**Goal of the exercise**
Repeat all the material exactly; pictures stay out of your copy.

------ Input ------

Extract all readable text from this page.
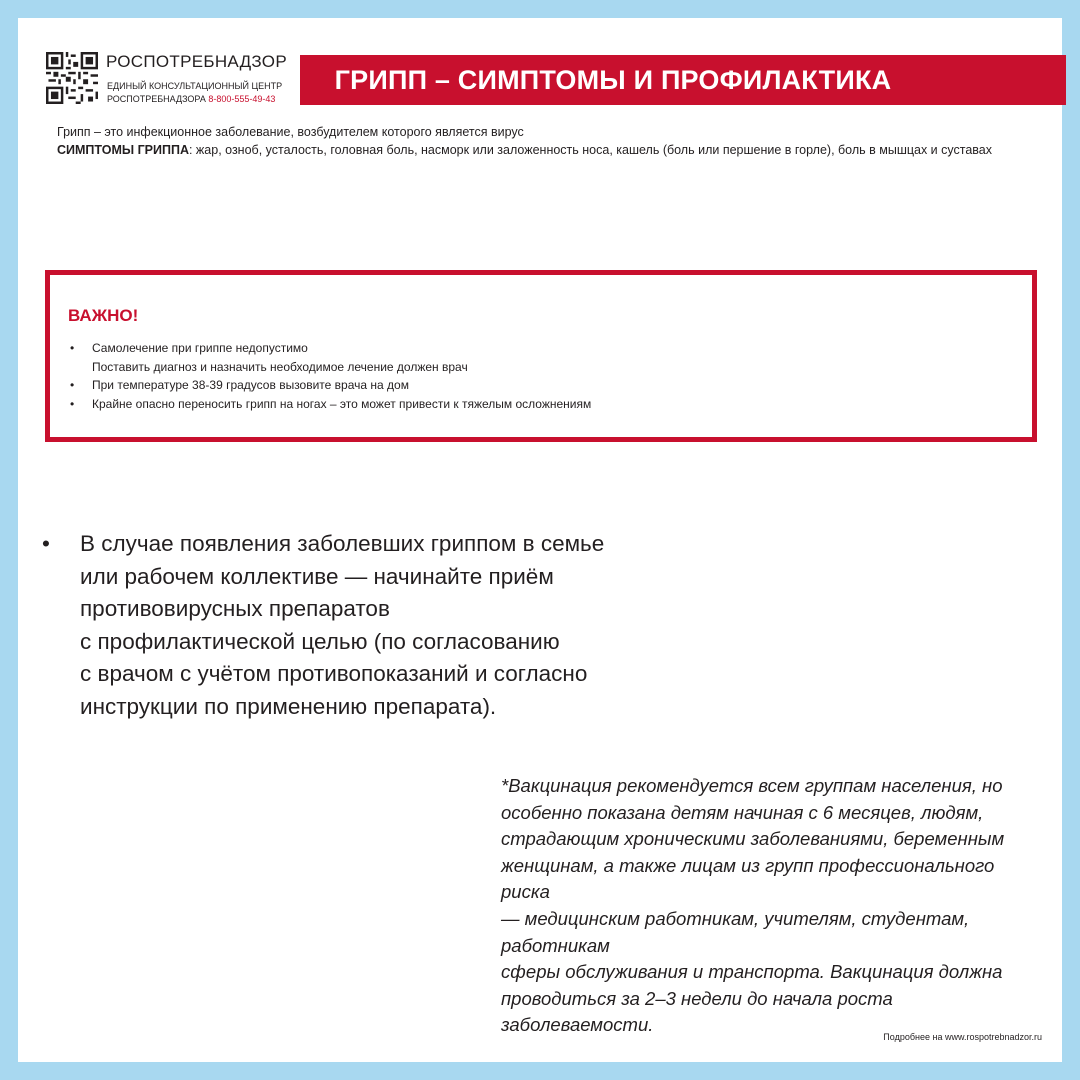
РОСПОТРЕБНАДЗОР
ЕДИНЫЙ КОНСУЛЬТАЦИОННЫЙ ЦЕНТР
РОСПОТРЕБНАДЗОРА 8-800-555-49-43
ГРИПП – СИМПТОМЫ И ПРОФИЛАКТИКА
Грипп – это инфекционное заболевание, возбудителем которого является вирус
СИМПТОМЫ ГРИППА: жар, озноб, усталость, головная боль, насморк или заложенность носа, кашель (боль или першение в горле), боль в мышцах и суставах
ВАЖНО!
• Самолечение при гриппе недопустимо
Поставить диагноз и назначить необходимое лечение должен врач
• При температуре 38-39 градусов вызовите врача на дом
• Крайне опасно переносить грипп на ногах – это может привести к тяжелым осложнениям
• В случае появления заболевших гриппом в семье
или рабочем коллективе — начинайте приём
противовирусных препаратов
с профилактической целью (по согласованию
с врачом с учётом противопоказаний и согласно
инструкции по применению препарата).
*Вакцинация рекомендуется всем группам населения, но
особенно показана детям начиная с 6 месяцев, людям,
страдающим хроническими заболеваниями, беременным
женщинам, а также лицам из групп профессионального риска
— медицинским работникам, учителям, студентам, работникам
сферы обслуживания и транспорта. Вакцинация должна
проводиться за 2–3 недели до начала роста заболеваемости.
Подробнее на www.rospotrebnadzor.ru
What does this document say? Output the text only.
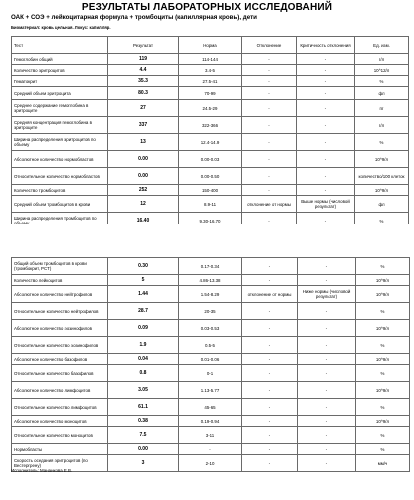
РЕЗУЛЬТАТЫ ЛАБОРАТОРНЫХ ИССЛЕДОВАНИЙ
ОАК + СОЭ + лейкоцитарная формула + тромбоциты (капиллярная кровь), дети
Биоматериал: кровь цельная. Локус: капилляр.
Тест	Результат	Норма	Отклонение	Критичность отклонения	Ед. изм.
Гемоглобин общий	119	114-144	-	-	г/л
Количество эритроцитов	4.4	3.4-5	-	-	10^12/л
Гематокрит	35.3	27.5-41	-	-	%
Средний объем эритроцита	80.3	70-99	-	-	фл
Среднее содержание гемоглобина в эритроците	27	24.5-29	-	-	пг
Средняя концентрация гемоглобина в эритроците	337	322-366	-	-	г/л
Ширина распределения эритроцитов по объему	13	12.4-14.9	-	-	%
Абсолютное количество нормобластов	0.00	0.00-0.03	-	-	10^9/л
Относительное количество нормобластов	0.00	0.00-0.50	-	-	количество/100 клеток
Количество тромбоцитов	252	150-400	-	-	10^9/л
Средний объем тромбоцитов в крови	12	8.9-11	отклонение от нормы	Выше нормы (числовой результат)	фл
Ширина распределения тромбоцитов по	16.40	9.30-16.70	-	-	%
Общий объем тромбоцитов в крови (тромбокрит, PCT)	0.30	0.17-0.34	-	-	%
Количество лейкоцитов	5	4.86-13.38	-	-	10^9/л
Абсолютное количество нейтрофилов	1.44	1.54-8.29	отклонение от нормы	Ниже нормы (числовой результат)	10^9/л
Относительное количество нейтрофилов	28.7	20-35	-	-	%
Абсолютное количество эозинофилов	0.09	0.03-0.53	-	-	10^9/л
Относительное количество эозинофилов	1.9	0.5-5	-	-	%
Абсолютное количество базофилов	0.04	0.01-0.06	-	-	10^9/л
Относительное количество базофилов	0.8	0-1	-	-	%
Абсолютное количество лимфоцитов	3.05	1.13-5.77	-	-	10^9/л
Относительное количество лимфоцитов	61.1	45-65	-	-	%
Абсолютное количество моноцитов	0.38	0.19-0.94	-	-	10^9/л
Относительное количество моноцитов	7.5	3-11	-	-	%
Нормобласты	0.00	-	-	-	%
Скорость оседания эритроцитов (по Вестергрену)	3	2-10	-	-	мм/ч
Исполнитель: Мананкова Е.В.
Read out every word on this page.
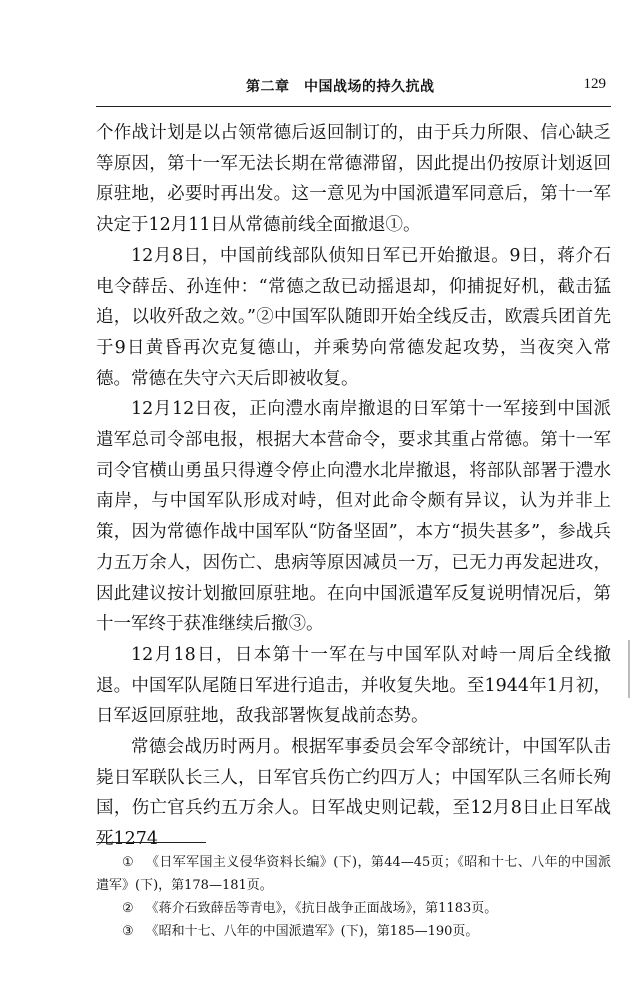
第二章　中国战场的持久抗战	129

个作战计划是以占领常德后返回制订的，由于兵力所限、信心缺乏等原因，第十一军无法长期在常德滞留，因此提出仍按原计划返回原驻地，必要时再出发。这一意见为中国派遣军同意后，第十一军决定于12月11日从常德前线全面撤退①。

12月8日，中国前线部队侦知日军已开始撤退。9日，蒋介石电令薛岳、孙连仲：“常德之敌已动摇退却，仰捕捉好机，截击猛追，以收歼敌之效。”②中国军队随即开始全线反击，欧震兵团首先于9日黄昏再次克复德山，并乘势向常德发起攻势，当夜突入常德。常德在失守六天后即被收复。

12月12日夜，正向澧水南岸撤退的日军第十一军接到中国派遣军总司令部电报，根据大本营命令，要求其重占常德。第十一军司令官横山勇虽只得遵令停止向澧水北岸撤退，将部队部署于澧水南岸，与中国军队形成对峙，但对此命令颇有异议，认为并非上策，因为常德作战中国军队“防备坚固”，本方“损失甚多”，参战兵力五万余人，因伤亡、患病等原因减员一万，已无力再发起进攻，因此建议按计划撤回原驻地。在向中国派遣军反复说明情况后，第十一军终于获准继续后撤③。

12月18日，日本第十一军在与中国军队对峙一周后全线撤退。中国军队尾随日军进行追击，并收复失地。至1944年1月初，日军返回原驻地，敌我部署恢复战前态势。

常德会战历时两月。根据军事委员会军令部统计，中国军队击毙日军联队长三人，日军官兵伤亡约四万人；中国军队三名师长殉国，伤亡官兵约五万余人。日军战史则记载，至12月8日止日军战死1274

① 《日军军国主义侵华资料长编》(下)，第44—45页；《昭和十七、八年的中国派遣军》(下)，第178—181页。

② 《蒋介石致薛岳等青电》，《抗日战争正面战场》，第1183页。

③ 《昭和十七、八年的中国派遣军》(下)，第185—190页。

------

**The completed task**
Extract all readable text from this page.
РОСПОТРЕБНАДЗОР
ЕДИНЫЙ КОНСУЛЬТАЦИОННЫЙ ЦЕНТР
РОСПОТРЕБНАДЗОРА 8-800-555-49-43
ГРИПП – СИМПТОМЫ И ПРОФИЛАКТИКА
Грипп – это инфекционное заболевание, возбудителем которого является вирус
СИМПТОМЫ ГРИППА: жар, озноб, усталость, головная боль, насморк или заложенность носа, кашель (боль или першение в горле), боль в мышцах и суставах
ВАЖНО!
• Самолечение при гриппе недопустимо
Поставить диагноз и назначить необходимое лечение должен врач
• При температуре 38-39 градусов вызовите врача на дом
• Крайне опасно переносить грипп на ногах – это может привести к тяжелым осложнениям
• В случае появления заболевших гриппом в семье
или рабочем коллективе — начинайте приём
противовирусных препаратов
с профилактической целью (по согласованию
с врачом с учётом противопоказаний и согласно
инструкции по применению препарата).
*Вакцинация рекомендуется всем группам населения, но
особенно показана детям начиная с 6 месяцев, людям,
страдающим хроническими заболеваниями, беременным
женщинам, а также лицам из групп профессионального риска
— медицинским работникам, учителям, студентам, работникам
сферы обслуживания и транспорта. Вакцинация должна
проводиться за 2–3 недели до начала роста заболеваемости.
Подробнее на www.rospotrebnadzor.ru
What does this document say? Output the text only.
РЕЗУЛЬТАТЫ ЛАБОРАТОРНЫХ ИССЛЕДОВАНИЙ
ОАК + СОЭ + лейкоцитарная формула + тромбоциты (капиллярная кровь), дети
Биоматериал: кровь цельная. Локус: капилляр.
Тест	Результат	Норма	Отклонение	Критичность отклонения	Ед. изм.
Гемоглобин общий	119	114-144	-	-	г/л
Количество эритроцитов	4.4	3.4-5	-	-	10^12/л
Гематокрит	35.3	27.5-41	-	-	%
Средний объем эритроцита	80.3	70-99	-	-	фл
Среднее содержание гемоглобина в эритроците	27	24.5-29	-	-	пг
Средняя концентрация гемоглобина в эритроците	337	322-366	-	-	г/л
Ширина распределения эритроцитов по объему	13	12.4-14.9	-	-	%
Абсолютное количество нормобластов	0.00	0.00-0.03	-	-	10^9/л
Относительное количество нормобластов	0.00	0.00-0.50	-	-	количество/100 клеток
Количество тромбоцитов	252	150-400	-	-	10^9/л
Средний объем тромбоцитов в крови	12	8.9-11	отклонение от нормы	Выше нормы (числовой результат)	фл
Ширина распределения тромбоцитов по	16.40	9.30-16.70	-	-	%
Общий объем тромбоцитов в крови (тромбокрит, PCT)	0.30	0.17-0.34	-	-	%
Количество лейкоцитов	5	4.86-13.38	-	-	10^9/л
Абсолютное количество нейтрофилов	1.44	1.54-8.29	отклонение от нормы	Ниже нормы (числовой результат)	10^9/л
Относительное количество нейтрофилов	28.7	20-35	-	-	%
Абсолютное количество эозинофилов	0.09	0.03-0.53	-	-	10^9/л
Относительное количество эозинофилов	1.9	0.5-5	-	-	%
Абсолютное количество базофилов	0.04	0.01-0.06	-	-	10^9/л
Относительное количество базофилов	0.8	0-1	-	-	%
Абсолютное количество лимфоцитов	3.05	1.13-5.77	-	-	10^9/л
Относительное количество лимфоцитов	61.1	45-65	-	-	%
Абсолютное количество моноцитов	0.38	0.19-0.94	-	-	10^9/л
Относительное количество моноцитов	7.5	3-11	-	-	%
Нормобласты	0.00	-	-	-	%
Скорость оседания эритроцитов (по Вестергрену)	3	2-10	-	-	мм/ч
Исполнитель: Мананкова Е.В.
Read out every word on this page.
第二章　中国战场的持久抗战	129

个作战计划是以占领常德后返回制订的，由于兵力所限、信心缺乏等原因，第十一军无法长期在常德滞留，因此提出仍按原计划返回原驻地，必要时再出发。这一意见为中国派遣军同意后，第十一军决定于12月11日从常德前线全面撤退①。

12月8日，中国前线部队侦知日军已开始撤退。9日，蒋介石电令薛岳、孙连仲：“常德之敌已动摇退却，仰捕捉好机，截击猛追，以收歼敌之效。”②中国军队随即开始全线反击，欧震兵团首先于9日黄昏再次克复德山，并乘势向常德发起攻势，当夜突入常德。常德在失守六天后即被收复。

12月12日夜，正向澧水南岸撤退的日军第十一军接到中国派遣军总司令部电报，根据大本营命令，要求其重占常德。第十一军司令官横山勇虽只得遵令停止向澧水北岸撤退，将部队部署于澧水南岸，与中国军队形成对峙，但对此命令颇有异议，认为并非上策，因为常德作战中国军队“防备坚固”，本方“损失甚多”，参战兵力五万余人，因伤亡、患病等原因减员一万，已无力再发起进攻，因此建议按计划撤回原驻地。在向中国派遣军反复说明情况后，第十一军终于获准继续后撤③。

12月18日，日本第十一军在与中国军队对峙一周后全线撤退。中国军队尾随日军进行追击，并收复失地。至1944年1月初，日军返回原驻地，敌我部署恢复战前态势。

常德会战历时两月。根据军事委员会军令部统计，中国军队击毙日军联队长三人，日军官兵伤亡约四万人；中国军队三名师长殉国，伤亡官兵约五万余人。日军战史则记载，至12月8日止日军战死1274

① 《日军军国主义侵华资料长编》(下)，第44—45页；《昭和十七、八年的中国派遣军》(下)，第178—181页。

② 《蒋介石致薛岳等青电》，《抗日战争正面战场》，第1183页。

③ 《昭和十七、八年的中国派遣军》(下)，第185—190页。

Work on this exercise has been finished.